EXERCISE DESCRIPTION -> Please give the entries again in full and exactly, without any picture.

╭──

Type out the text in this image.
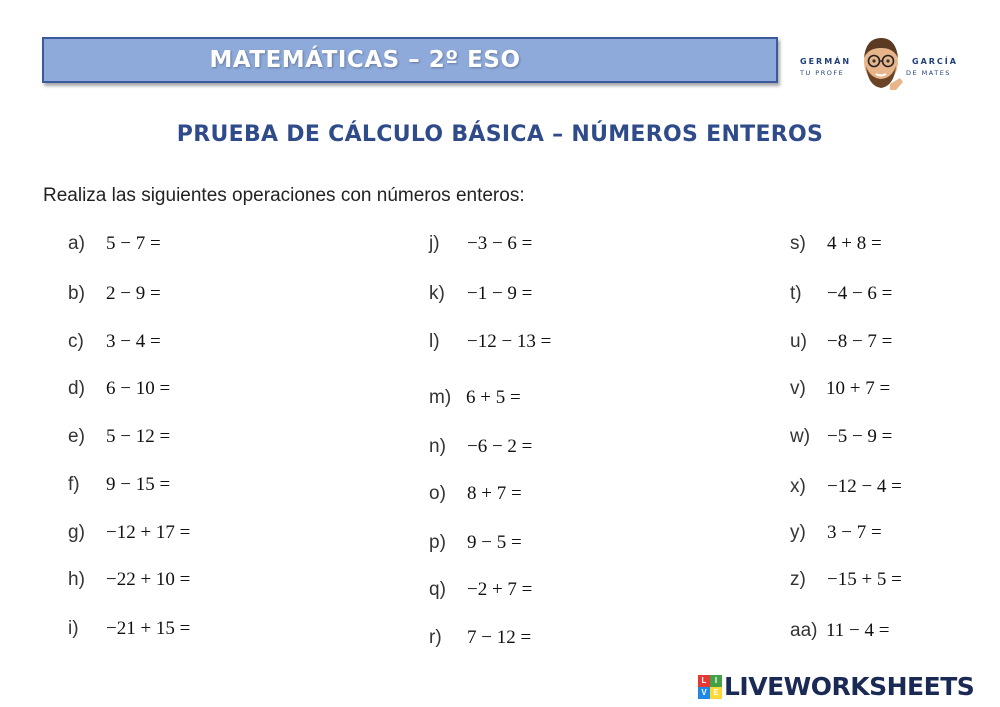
MATEMÁTICAS – 2º ESO	GERMÁN
TU PROFE
GARCÍA
DE MATES
PRUEBA DE CÁLCULO BÁSICA – NÚMEROS ENTEROS
Realiza las siguientes operaciones con números enteros:
a)	5 − 7 =
b)	2 − 9 =
c)	3 − 4 =
d)	6 − 10 =
e)	5 − 12 =
f)	9 − 15 =
g)	−12 + 17 =
h)	−22 + 10 =
i)	−21 + 15 =
j)	−3 − 6 =
k)	−1 − 9 =
l)	−12 − 13 =
m) 6 + 5 =
n)	−6 − 2 =
o)	8 + 7 =
p)	9 − 5 =
q)	−2 + 7 =
r)	7 − 12 =
s)	4 + 8 =
t)	−4 − 6 =
u)	−8 − 7 =
v)	10 + 7 =
w) −5 − 9 =
x)	−12 − 4 =
y)	3 − 7 =
z)	−15 + 5 =
aa) 11 − 4 =
L	I
V E LIVEWORKSHEETS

╰──

REPLY ->
Type out the text in this image.
MATEMÁTICAS – 2º ESO	GERMÁN
TU PROFE
GARCÍA
DE MATES
PRUEBA DE CÁLCULO BÁSICA – NÚMEROS ENTEROS
Realiza las siguientes operaciones con números enteros:
a)	5 − 7 =
b)	2 − 9 =
c)	3 − 4 =
d)	6 − 10 =
e)	5 − 12 =
f)	9 − 15 =
g)	−12 + 17 =
h)	−22 + 10 =
i)	−21 + 15 =
j)	−3 − 6 =
k)	−1 − 9 =
l)	−12 − 13 =
m) 6 + 5 =
n)	−6 − 2 =
o)	8 + 7 =
p)	9 − 5 =
q)	−2 + 7 =
r)	7 − 12 =
s)	4 + 8 =
t)	−4 − 6 =
u)	−8 − 7 =
v)	10 + 7 =
w) −5 − 9 =
x)	−12 − 4 =
y)	3 − 7 =
z)	−15 + 5 =
aa) 11 − 4 =
L	I
V E LIVEWORKSHEETS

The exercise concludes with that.